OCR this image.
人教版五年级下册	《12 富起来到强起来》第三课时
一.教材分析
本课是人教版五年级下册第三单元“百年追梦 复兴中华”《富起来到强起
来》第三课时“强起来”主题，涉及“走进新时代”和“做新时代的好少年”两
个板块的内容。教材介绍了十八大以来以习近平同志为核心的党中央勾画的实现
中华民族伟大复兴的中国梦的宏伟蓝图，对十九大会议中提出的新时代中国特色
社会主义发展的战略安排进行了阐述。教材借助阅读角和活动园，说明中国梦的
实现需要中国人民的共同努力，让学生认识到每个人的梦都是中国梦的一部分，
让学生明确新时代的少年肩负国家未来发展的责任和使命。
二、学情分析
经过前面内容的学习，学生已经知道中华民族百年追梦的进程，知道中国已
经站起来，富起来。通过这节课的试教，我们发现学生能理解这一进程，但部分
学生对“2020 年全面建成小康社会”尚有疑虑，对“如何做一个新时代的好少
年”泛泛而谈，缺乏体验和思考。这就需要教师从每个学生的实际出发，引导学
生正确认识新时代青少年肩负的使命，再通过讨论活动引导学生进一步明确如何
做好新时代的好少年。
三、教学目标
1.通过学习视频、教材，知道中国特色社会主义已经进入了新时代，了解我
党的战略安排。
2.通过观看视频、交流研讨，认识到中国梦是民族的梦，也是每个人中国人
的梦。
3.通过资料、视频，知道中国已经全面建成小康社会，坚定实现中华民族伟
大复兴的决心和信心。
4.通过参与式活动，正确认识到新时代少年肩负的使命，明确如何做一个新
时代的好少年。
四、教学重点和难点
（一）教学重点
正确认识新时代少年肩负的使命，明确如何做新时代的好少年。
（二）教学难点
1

----------

**Objective:**
Return all of the above records exactly, leaving no line out.

**Exercise solution:**
OCR this image.
人教版五年级下册	《12 富起来到强起来》第三课时
一.教材分析
本课是人教版五年级下册第三单元“百年追梦 复兴中华”《富起来到强起
来》第三课时“强起来”主题，涉及“走进新时代”和“做新时代的好少年”两
个板块的内容。教材介绍了十八大以来以习近平同志为核心的党中央勾画的实现
中华民族伟大复兴的中国梦的宏伟蓝图，对十九大会议中提出的新时代中国特色
社会主义发展的战略安排进行了阐述。教材借助阅读角和活动园，说明中国梦的
实现需要中国人民的共同努力，让学生认识到每个人的梦都是中国梦的一部分，
让学生明确新时代的少年肩负国家未来发展的责任和使命。
二、学情分析
经过前面内容的学习，学生已经知道中华民族百年追梦的进程，知道中国已
经站起来，富起来。通过这节课的试教，我们发现学生能理解这一进程，但部分
学生对“2020 年全面建成小康社会”尚有疑虑，对“如何做一个新时代的好少
年”泛泛而谈，缺乏体验和思考。这就需要教师从每个学生的实际出发，引导学
生正确认识新时代青少年肩负的使命，再通过讨论活动引导学生进一步明确如何
做好新时代的好少年。
三、教学目标
1.通过学习视频、教材，知道中国特色社会主义已经进入了新时代，了解我
党的战略安排。
2.通过观看视频、交流研讨，认识到中国梦是民族的梦，也是每个人中国人
的梦。
3.通过资料、视频，知道中国已经全面建成小康社会，坚定实现中华民族伟
大复兴的决心和信心。
4.通过参与式活动，正确认识到新时代少年肩负的使命，明确如何做一个新
时代的好少年。
四、教学重点和难点
（一）教学重点
正确认识新时代少年肩负的使命，明确如何做新时代的好少年。
（二）教学难点
1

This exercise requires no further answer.